- [EXERCISE INPUT]
-- start --

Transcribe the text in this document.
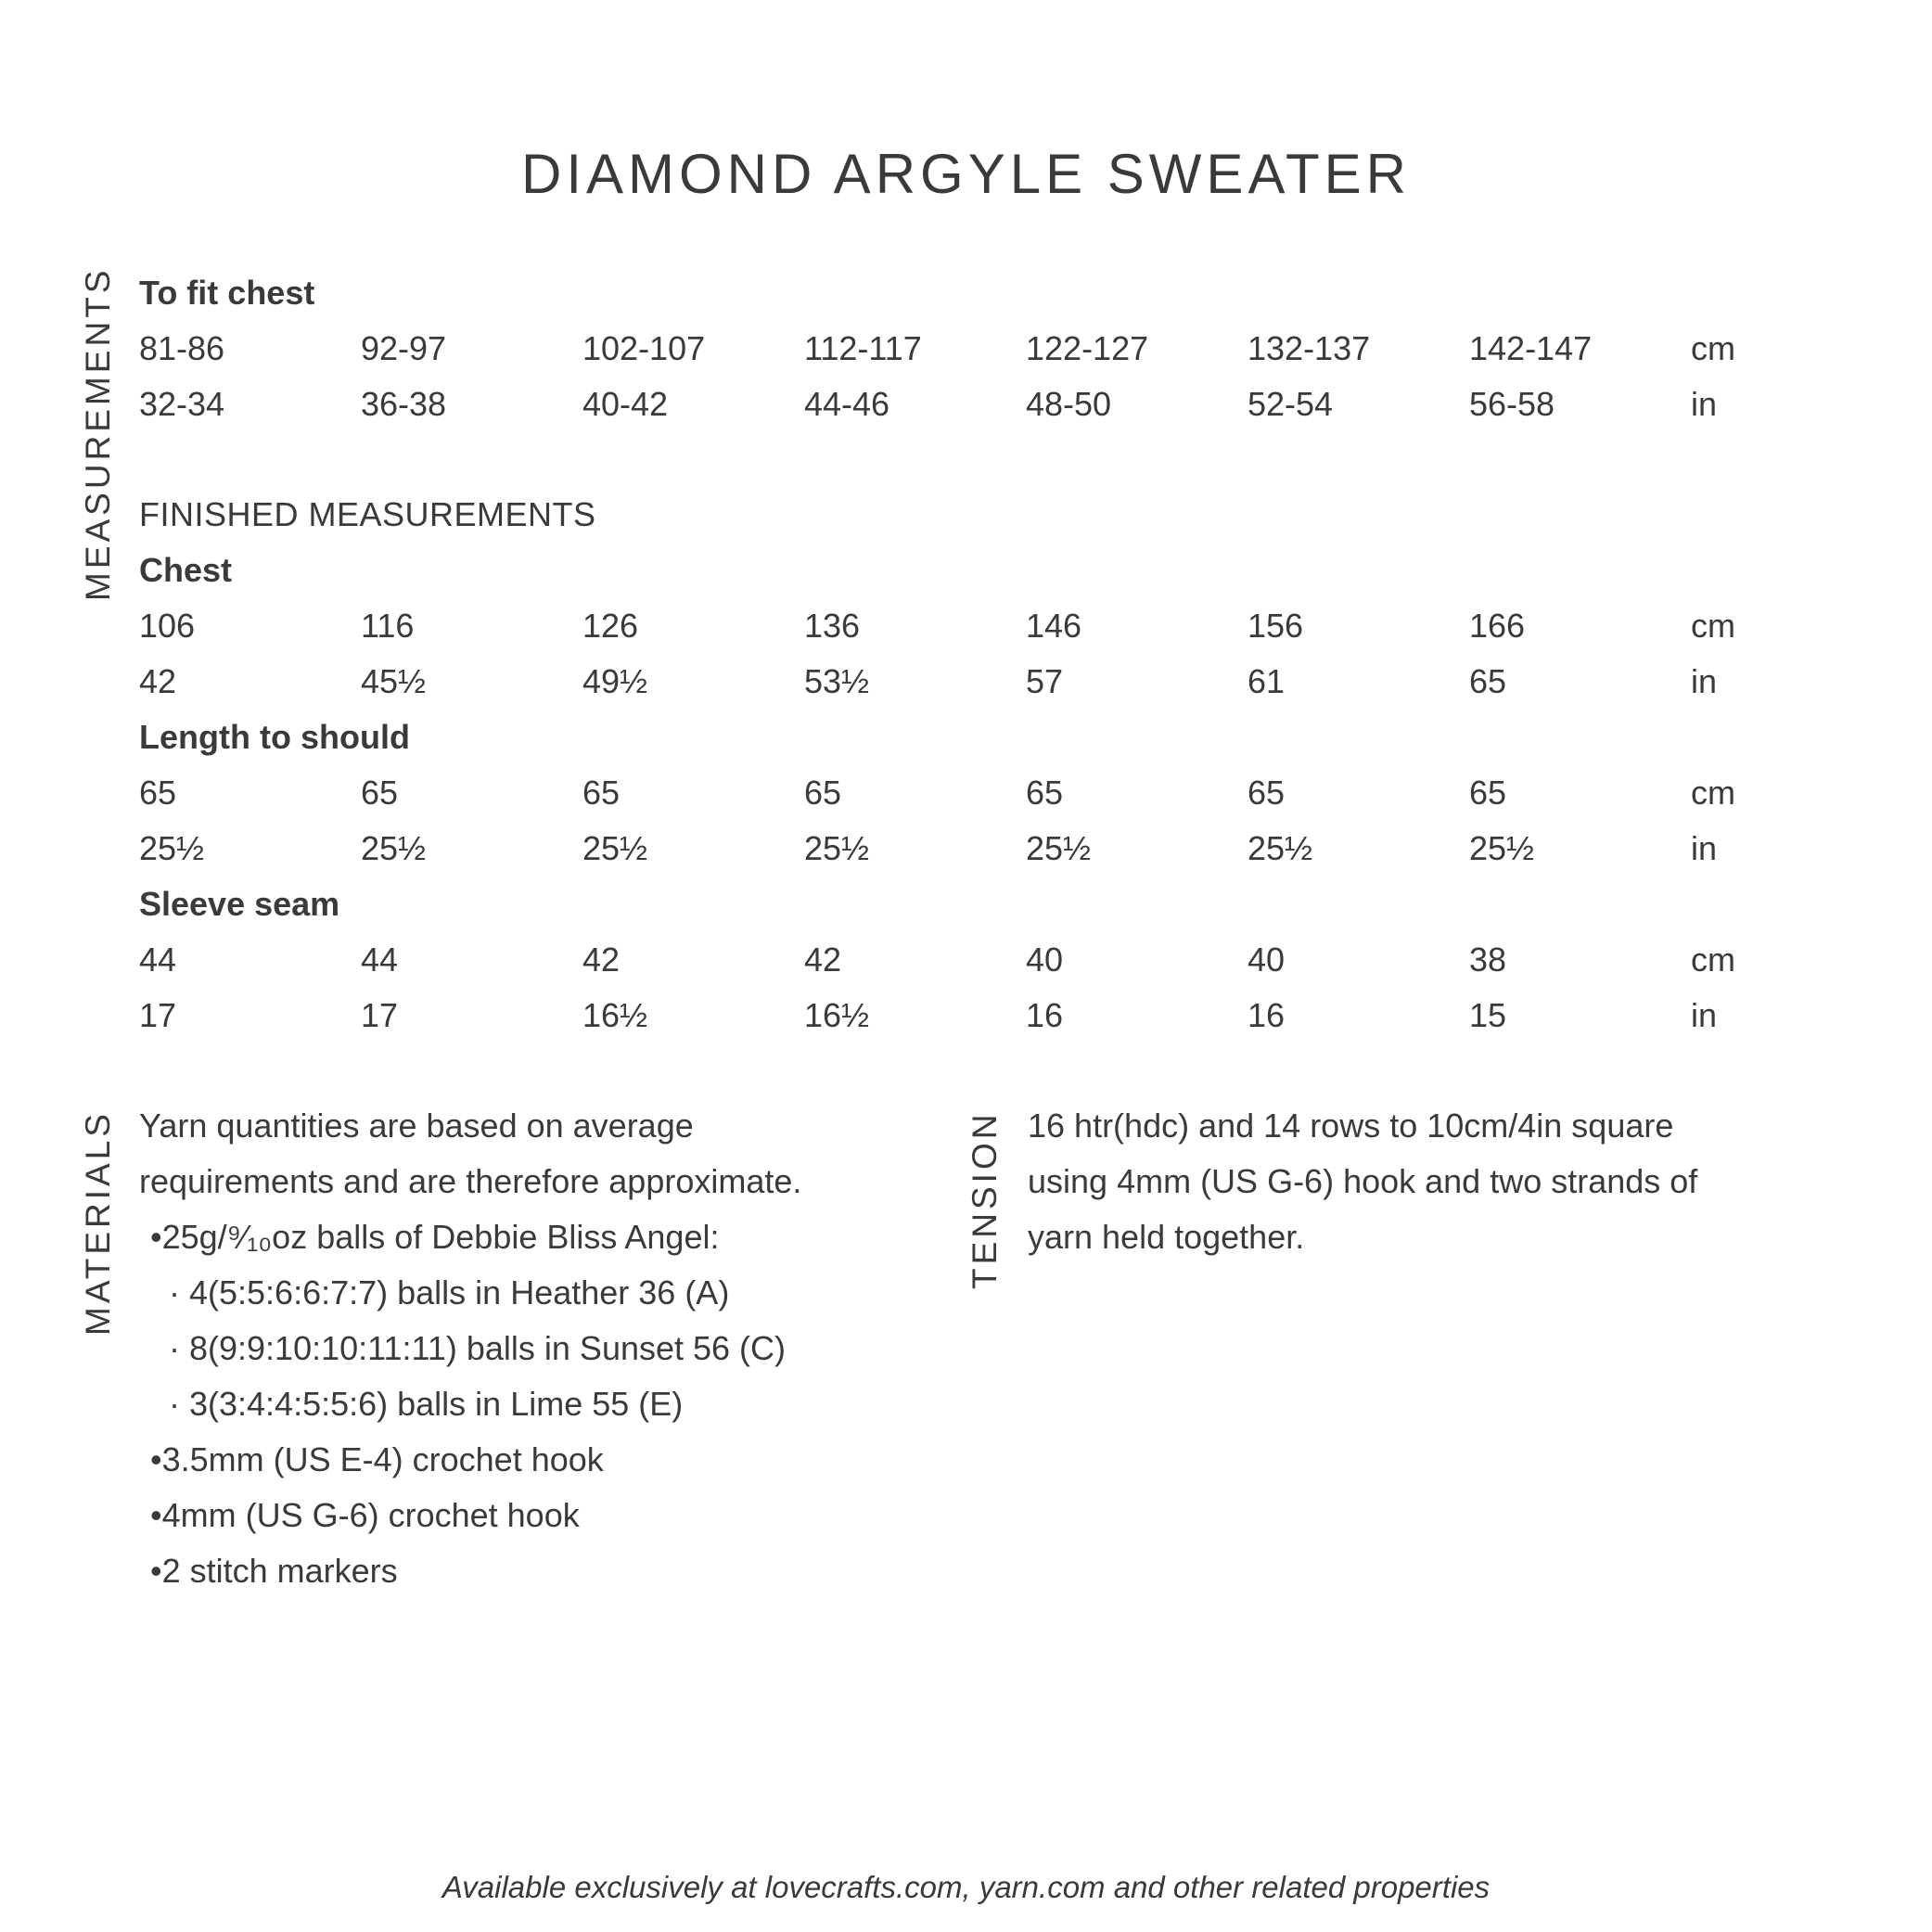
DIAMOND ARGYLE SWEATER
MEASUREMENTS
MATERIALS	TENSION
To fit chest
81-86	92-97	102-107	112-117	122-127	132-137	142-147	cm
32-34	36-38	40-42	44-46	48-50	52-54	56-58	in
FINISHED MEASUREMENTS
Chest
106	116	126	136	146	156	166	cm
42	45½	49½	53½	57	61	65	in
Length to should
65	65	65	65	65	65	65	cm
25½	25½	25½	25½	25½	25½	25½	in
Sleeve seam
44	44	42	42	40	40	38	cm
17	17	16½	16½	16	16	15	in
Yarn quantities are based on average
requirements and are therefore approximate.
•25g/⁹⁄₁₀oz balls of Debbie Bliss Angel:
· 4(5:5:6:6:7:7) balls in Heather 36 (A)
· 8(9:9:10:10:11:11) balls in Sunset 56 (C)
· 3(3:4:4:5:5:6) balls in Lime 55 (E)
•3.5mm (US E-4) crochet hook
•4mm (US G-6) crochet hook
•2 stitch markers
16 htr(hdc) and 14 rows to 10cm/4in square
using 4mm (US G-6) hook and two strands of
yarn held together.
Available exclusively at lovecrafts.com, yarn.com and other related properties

-- end --
-- start --

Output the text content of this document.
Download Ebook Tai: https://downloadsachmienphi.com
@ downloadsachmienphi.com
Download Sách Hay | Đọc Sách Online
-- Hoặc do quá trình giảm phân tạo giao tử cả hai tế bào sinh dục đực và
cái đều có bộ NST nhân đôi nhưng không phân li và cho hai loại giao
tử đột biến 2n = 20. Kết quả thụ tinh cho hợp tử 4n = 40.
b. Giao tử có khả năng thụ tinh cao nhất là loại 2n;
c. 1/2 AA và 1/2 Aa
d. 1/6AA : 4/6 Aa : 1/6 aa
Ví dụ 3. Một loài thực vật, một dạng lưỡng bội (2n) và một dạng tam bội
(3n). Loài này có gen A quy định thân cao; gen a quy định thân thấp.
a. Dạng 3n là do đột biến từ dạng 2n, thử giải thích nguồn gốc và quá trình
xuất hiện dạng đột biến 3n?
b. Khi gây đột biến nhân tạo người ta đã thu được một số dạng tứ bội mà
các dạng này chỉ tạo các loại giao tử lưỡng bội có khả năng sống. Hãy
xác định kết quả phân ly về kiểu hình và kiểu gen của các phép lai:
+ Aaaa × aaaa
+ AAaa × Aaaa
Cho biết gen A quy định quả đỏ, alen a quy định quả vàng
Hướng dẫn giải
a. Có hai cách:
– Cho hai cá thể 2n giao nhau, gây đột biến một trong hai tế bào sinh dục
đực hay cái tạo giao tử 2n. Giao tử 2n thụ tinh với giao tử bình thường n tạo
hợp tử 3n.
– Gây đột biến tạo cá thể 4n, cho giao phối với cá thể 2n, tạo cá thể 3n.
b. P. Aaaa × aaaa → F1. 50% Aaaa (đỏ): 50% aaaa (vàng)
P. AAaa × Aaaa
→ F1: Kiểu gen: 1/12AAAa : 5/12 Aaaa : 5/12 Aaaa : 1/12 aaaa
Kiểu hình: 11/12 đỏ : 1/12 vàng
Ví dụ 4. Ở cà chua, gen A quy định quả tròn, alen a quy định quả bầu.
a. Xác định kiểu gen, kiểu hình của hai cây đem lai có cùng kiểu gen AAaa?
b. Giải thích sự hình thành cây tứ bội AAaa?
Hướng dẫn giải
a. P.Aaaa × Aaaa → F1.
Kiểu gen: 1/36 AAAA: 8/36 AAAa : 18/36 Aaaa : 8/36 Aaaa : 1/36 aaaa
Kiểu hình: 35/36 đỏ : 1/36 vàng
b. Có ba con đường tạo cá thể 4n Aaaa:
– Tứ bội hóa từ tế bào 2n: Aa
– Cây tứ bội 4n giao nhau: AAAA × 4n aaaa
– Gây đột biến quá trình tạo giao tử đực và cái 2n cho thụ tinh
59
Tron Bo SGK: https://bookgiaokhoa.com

-- end --
-- start --

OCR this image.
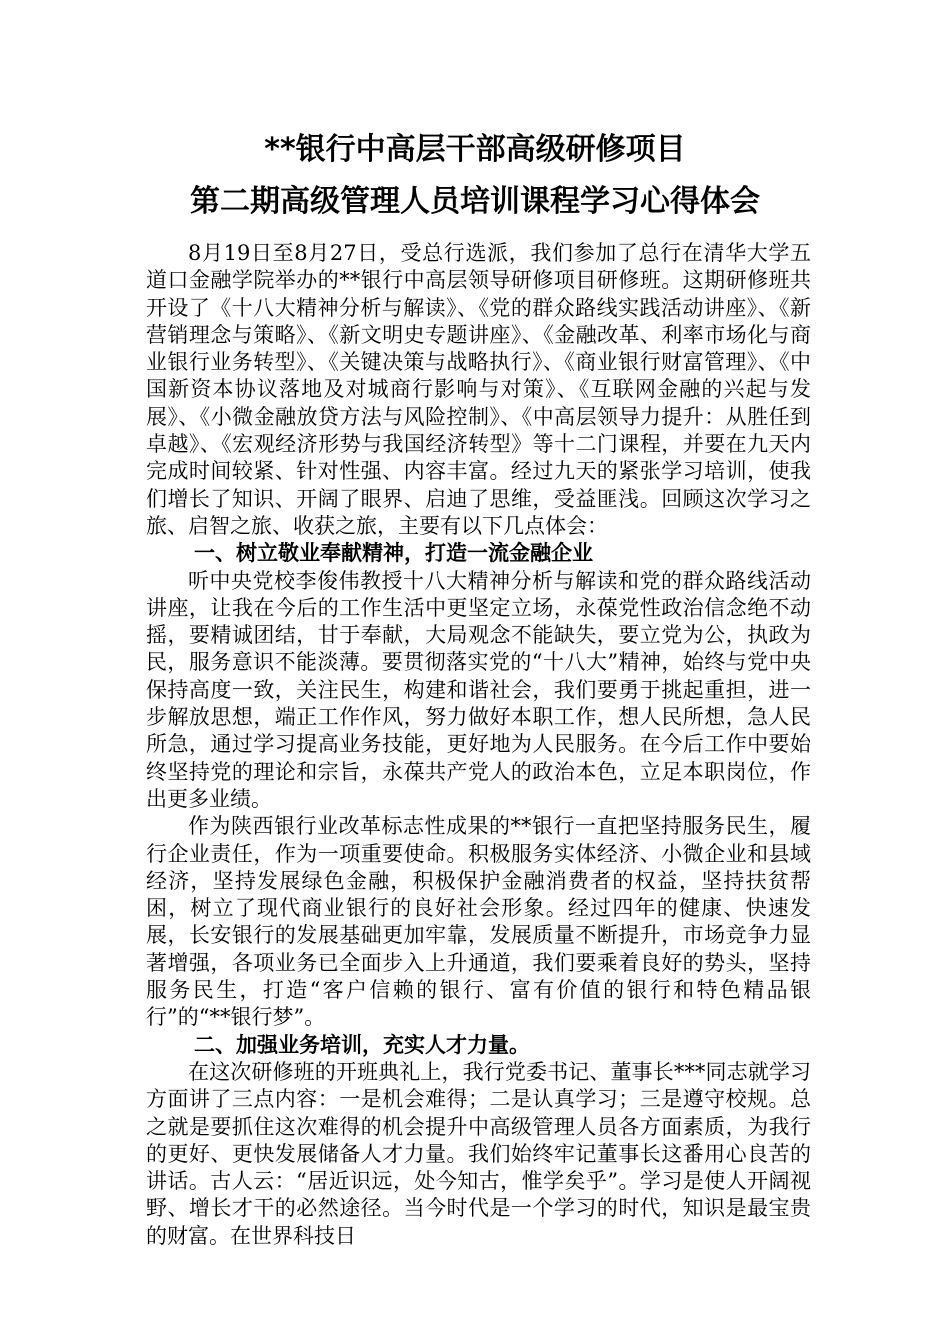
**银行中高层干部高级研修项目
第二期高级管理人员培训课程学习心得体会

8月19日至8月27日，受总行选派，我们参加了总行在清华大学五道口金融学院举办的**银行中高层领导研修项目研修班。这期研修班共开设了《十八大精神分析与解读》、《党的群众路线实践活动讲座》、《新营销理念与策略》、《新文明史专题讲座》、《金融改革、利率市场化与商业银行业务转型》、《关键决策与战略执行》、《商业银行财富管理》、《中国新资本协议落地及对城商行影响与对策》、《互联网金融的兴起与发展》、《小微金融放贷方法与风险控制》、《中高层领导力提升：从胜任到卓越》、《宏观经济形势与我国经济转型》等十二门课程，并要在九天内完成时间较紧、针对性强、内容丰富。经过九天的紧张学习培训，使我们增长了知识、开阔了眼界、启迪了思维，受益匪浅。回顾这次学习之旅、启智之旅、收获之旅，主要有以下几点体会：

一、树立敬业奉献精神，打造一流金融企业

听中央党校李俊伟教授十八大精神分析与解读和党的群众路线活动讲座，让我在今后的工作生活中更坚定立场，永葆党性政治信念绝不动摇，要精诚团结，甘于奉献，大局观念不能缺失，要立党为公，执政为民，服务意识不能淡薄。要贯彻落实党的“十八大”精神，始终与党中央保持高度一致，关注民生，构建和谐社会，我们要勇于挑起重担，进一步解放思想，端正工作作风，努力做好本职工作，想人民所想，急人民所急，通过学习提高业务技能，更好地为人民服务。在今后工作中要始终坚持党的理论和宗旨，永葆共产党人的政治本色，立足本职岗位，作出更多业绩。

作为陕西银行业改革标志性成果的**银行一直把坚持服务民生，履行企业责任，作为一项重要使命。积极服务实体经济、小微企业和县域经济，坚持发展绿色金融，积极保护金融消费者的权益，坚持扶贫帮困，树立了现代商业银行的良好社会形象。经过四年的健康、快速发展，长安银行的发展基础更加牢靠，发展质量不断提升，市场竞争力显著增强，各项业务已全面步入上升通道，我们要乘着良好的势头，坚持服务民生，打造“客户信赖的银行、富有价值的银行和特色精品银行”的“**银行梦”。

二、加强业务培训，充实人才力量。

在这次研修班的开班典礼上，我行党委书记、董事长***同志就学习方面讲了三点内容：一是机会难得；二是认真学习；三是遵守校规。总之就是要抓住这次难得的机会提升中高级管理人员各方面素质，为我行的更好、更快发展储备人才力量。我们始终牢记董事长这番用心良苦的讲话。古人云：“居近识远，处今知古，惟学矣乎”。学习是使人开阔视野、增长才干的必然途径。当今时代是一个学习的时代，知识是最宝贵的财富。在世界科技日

-- end --

- [GIVEN PROBLEM] Copy each line of the records containing the string "biến".

- [CORRECT ANSWER]
tử đột biến 2n = 20. Kết quả thụ tinh cho hợp tử 4n = 40.
a. Dạng 3n là do đột biến từ dạng 2n, thử giải thích nguồn gốc và quá trình
xuất hiện dạng đột biến 3n?
b. Khi gây đột biến nhân tạo người ta đã thu được một số dạng tứ bội mà
– Cho hai cá thể 2n giao nhau, gây đột biến một trong hai tế bào sinh dục
– Gây đột biến tạo cá thể 4n, cho giao phối với cá thể 2n, tạo cá thể 3n.
– Gây đột biến quá trình tạo giao tử đực và cái 2n cho thụ tinh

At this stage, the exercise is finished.